# WHAT YOU NEED TO DO
Each record below should appear again exactly as written.

Stored records

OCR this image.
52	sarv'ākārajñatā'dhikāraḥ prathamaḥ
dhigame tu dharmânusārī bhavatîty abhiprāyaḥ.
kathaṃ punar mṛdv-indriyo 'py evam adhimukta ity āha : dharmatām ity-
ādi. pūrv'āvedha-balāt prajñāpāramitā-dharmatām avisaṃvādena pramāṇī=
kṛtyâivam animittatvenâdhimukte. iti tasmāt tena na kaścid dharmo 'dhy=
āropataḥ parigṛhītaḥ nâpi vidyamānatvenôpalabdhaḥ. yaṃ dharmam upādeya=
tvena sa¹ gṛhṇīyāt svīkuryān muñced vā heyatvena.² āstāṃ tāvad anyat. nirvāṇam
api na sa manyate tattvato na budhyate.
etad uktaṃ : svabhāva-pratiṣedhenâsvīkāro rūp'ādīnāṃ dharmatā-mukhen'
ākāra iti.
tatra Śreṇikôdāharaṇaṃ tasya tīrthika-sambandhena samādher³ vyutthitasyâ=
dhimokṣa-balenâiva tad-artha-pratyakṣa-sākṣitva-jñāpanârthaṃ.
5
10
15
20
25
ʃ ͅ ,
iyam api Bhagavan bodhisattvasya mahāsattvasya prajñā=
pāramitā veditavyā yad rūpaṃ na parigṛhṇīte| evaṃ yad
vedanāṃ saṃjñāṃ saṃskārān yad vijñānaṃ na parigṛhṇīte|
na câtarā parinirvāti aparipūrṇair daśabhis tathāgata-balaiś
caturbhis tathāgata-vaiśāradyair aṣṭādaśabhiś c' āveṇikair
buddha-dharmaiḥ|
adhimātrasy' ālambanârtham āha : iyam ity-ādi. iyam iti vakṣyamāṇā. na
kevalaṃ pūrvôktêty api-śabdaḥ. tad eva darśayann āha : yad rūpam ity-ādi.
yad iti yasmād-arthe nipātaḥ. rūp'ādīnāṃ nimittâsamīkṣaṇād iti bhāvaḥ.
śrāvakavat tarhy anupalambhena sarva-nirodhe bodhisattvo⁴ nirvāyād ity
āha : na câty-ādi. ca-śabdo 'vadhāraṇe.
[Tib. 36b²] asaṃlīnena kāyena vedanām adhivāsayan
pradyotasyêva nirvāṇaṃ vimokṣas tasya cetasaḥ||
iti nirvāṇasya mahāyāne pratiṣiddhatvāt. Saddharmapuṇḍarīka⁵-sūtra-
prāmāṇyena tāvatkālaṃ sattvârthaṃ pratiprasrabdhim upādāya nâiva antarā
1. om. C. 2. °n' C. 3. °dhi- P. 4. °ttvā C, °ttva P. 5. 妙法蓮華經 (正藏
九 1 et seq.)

# TASK OUTPUT
OCR this image.
52	sarv'ākārajñatā'dhikāraḥ prathamaḥ
dhigame tu dharmânusārī bhavatîty abhiprāyaḥ.
kathaṃ punar mṛdv-indriyo 'py evam adhimukta ity āha : dharmatām ity-
ādi. pūrv'āvedha-balāt prajñāpāramitā-dharmatām avisaṃvādena pramāṇī=
kṛtyâivam animittatvenâdhimukte. iti tasmāt tena na kaścid dharmo 'dhy=
āropataḥ parigṛhītaḥ nâpi vidyamānatvenôpalabdhaḥ. yaṃ dharmam upādeya=
tvena sa¹ gṛhṇīyāt svīkuryān muñced vā heyatvena.² āstāṃ tāvad anyat. nirvāṇam
api na sa manyate tattvato na budhyate.
etad uktaṃ : svabhāva-pratiṣedhenâsvīkāro rūp'ādīnāṃ dharmatā-mukhen'
ākāra iti.
tatra Śreṇikôdāharaṇaṃ tasya tīrthika-sambandhena samādher³ vyutthitasyâ=
dhimokṣa-balenâiva tad-artha-pratyakṣa-sākṣitva-jñāpanârthaṃ.
5
10
15
20
25
ʃ ͅ ,
iyam api Bhagavan bodhisattvasya mahāsattvasya prajñā=
pāramitā veditavyā yad rūpaṃ na parigṛhṇīte| evaṃ yad
vedanāṃ saṃjñāṃ saṃskārān yad vijñānaṃ na parigṛhṇīte|
na câtarā parinirvāti aparipūrṇair daśabhis tathāgata-balaiś
caturbhis tathāgata-vaiśāradyair aṣṭādaśabhiś c' āveṇikair
buddha-dharmaiḥ|
adhimātrasy' ālambanârtham āha : iyam ity-ādi. iyam iti vakṣyamāṇā. na
kevalaṃ pūrvôktêty api-śabdaḥ. tad eva darśayann āha : yad rūpam ity-ādi.
yad iti yasmād-arthe nipātaḥ. rūp'ādīnāṃ nimittâsamīkṣaṇād iti bhāvaḥ.
śrāvakavat tarhy anupalambhena sarva-nirodhe bodhisattvo⁴ nirvāyād ity
āha : na câty-ādi. ca-śabdo 'vadhāraṇe.
[Tib. 36b²] asaṃlīnena kāyena vedanām adhivāsayan
pradyotasyêva nirvāṇaṃ vimokṣas tasya cetasaḥ||
iti nirvāṇasya mahāyāne pratiṣiddhatvāt. Saddharmapuṇḍarīka⁵-sūtra-
prāmāṇyena tāvatkālaṃ sattvârthaṃ pratiprasrabdhim upādāya nâiva antarā
1. om. C. 2. °n' C. 3. °dhi- P. 4. °ttvā C, °ttva P. 5. 妙法蓮華經 (正藏
九 1 et seq.)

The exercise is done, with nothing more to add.